Extract every entry word for word. Skip the pictures.

——————————

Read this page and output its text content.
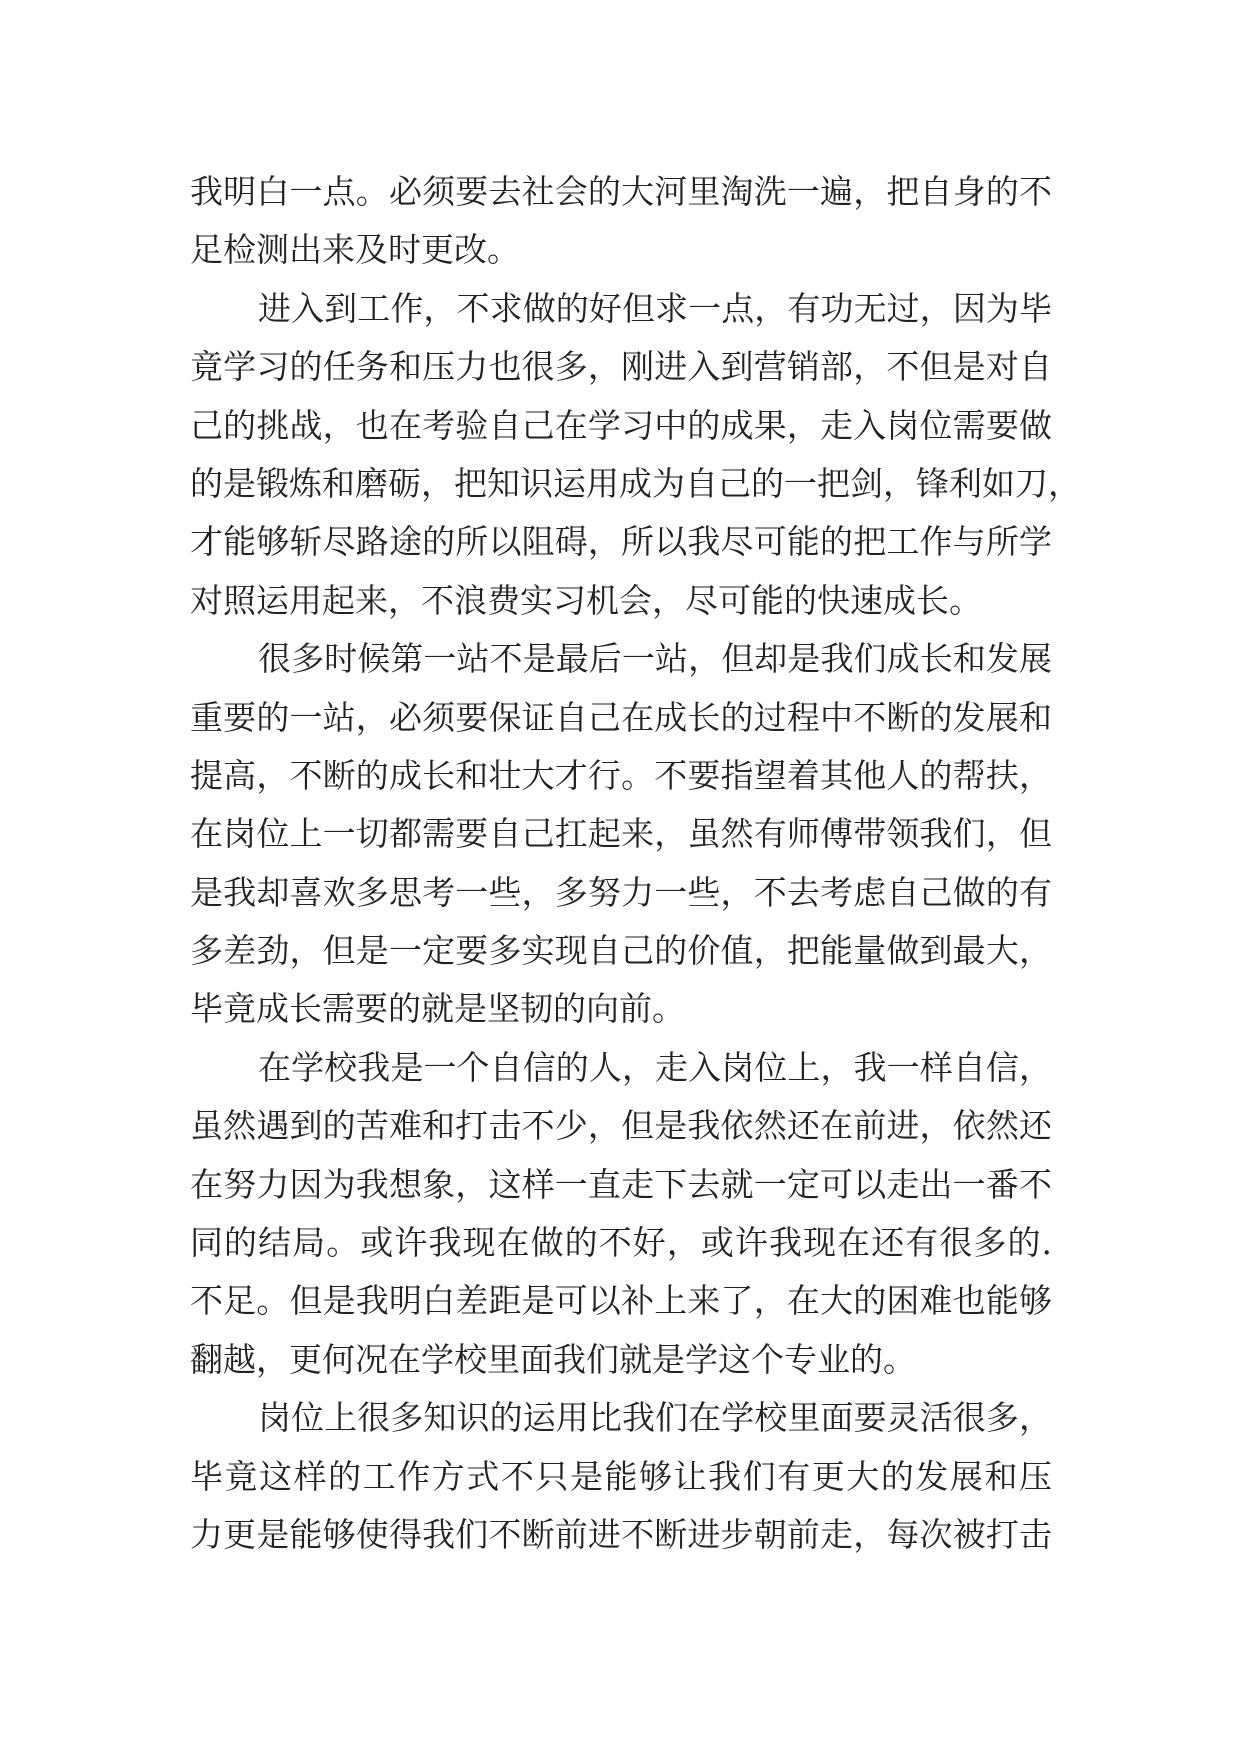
我明白一点。必须要去社会的大河里淘洗一遍，把自身的不
足检测出来及时更改。
进入到工作，不求做的好但求一点，有功无过，因为毕
竟学习的任务和压力也很多，刚进入到营销部，不但是对自
己的挑战，也在考验自己在学习中的成果，走入岗位需要做
的是锻炼和磨砺，把知识运用成为自己的一把剑，锋利如刀，
才能够斩尽路途的所以阻碍，所以我尽可能的把工作与所学
对照运用起来，不浪费实习机会，尽可能的快速成长。
很多时候第一站不是最后一站，但却是我们成长和发展
重要的一站，必须要保证自己在成长的过程中不断的发展和
提高，不断的成长和壮大才行。不要指望着其他人的帮扶，
在岗位上一切都需要自己扛起来，虽然有师傅带领我们，但
是我却喜欢多思考一些，多努力一些，不去考虑自己做的有
多差劲，但是一定要多实现自己的价值，把能量做到最大，
毕竟成长需要的就是坚韧的向前。
在学校我是一个自信的人，走入岗位上，我一样自信，
虽然遇到的苦难和打击不少，但是我依然还在前进，依然还
在努力因为我想象，这样一直走下去就一定可以走出一番不
同的结局。或许我现在做的不好，或许我现在还有很多的.
不足。但是我明白差距是可以补上来了，在大的困难也能够
翻越，更何况在学校里面我们就是学这个专业的。
岗位上很多知识的运用比我们在学校里面要灵活很多，
毕竟这样的工作方式不只是能够让我们有更大的发展和压
力更是能够使得我们不断前进不断进步朝前走，每次被打击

——————————

SOLUTION TO THIS EXERCISE:
Read this page and output its text content.
我明白一点。必须要去社会的大河里淘洗一遍，把自身的不
足检测出来及时更改。
进入到工作，不求做的好但求一点，有功无过，因为毕
竟学习的任务和压力也很多，刚进入到营销部，不但是对自
己的挑战，也在考验自己在学习中的成果，走入岗位需要做
的是锻炼和磨砺，把知识运用成为自己的一把剑，锋利如刀，
才能够斩尽路途的所以阻碍，所以我尽可能的把工作与所学
对照运用起来，不浪费实习机会，尽可能的快速成长。
很多时候第一站不是最后一站，但却是我们成长和发展
重要的一站，必须要保证自己在成长的过程中不断的发展和
提高，不断的成长和壮大才行。不要指望着其他人的帮扶，
在岗位上一切都需要自己扛起来，虽然有师傅带领我们，但
是我却喜欢多思考一些，多努力一些，不去考虑自己做的有
多差劲，但是一定要多实现自己的价值，把能量做到最大，
毕竟成长需要的就是坚韧的向前。
在学校我是一个自信的人，走入岗位上，我一样自信，
虽然遇到的苦难和打击不少，但是我依然还在前进，依然还
在努力因为我想象，这样一直走下去就一定可以走出一番不
同的结局。或许我现在做的不好，或许我现在还有很多的.
不足。但是我明白差距是可以补上来了，在大的困难也能够
翻越，更何况在学校里面我们就是学这个专业的。
岗位上很多知识的运用比我们在学校里面要灵活很多，
毕竟这样的工作方式不只是能够让我们有更大的发展和压
力更是能够使得我们不断前进不断进步朝前走，每次被打击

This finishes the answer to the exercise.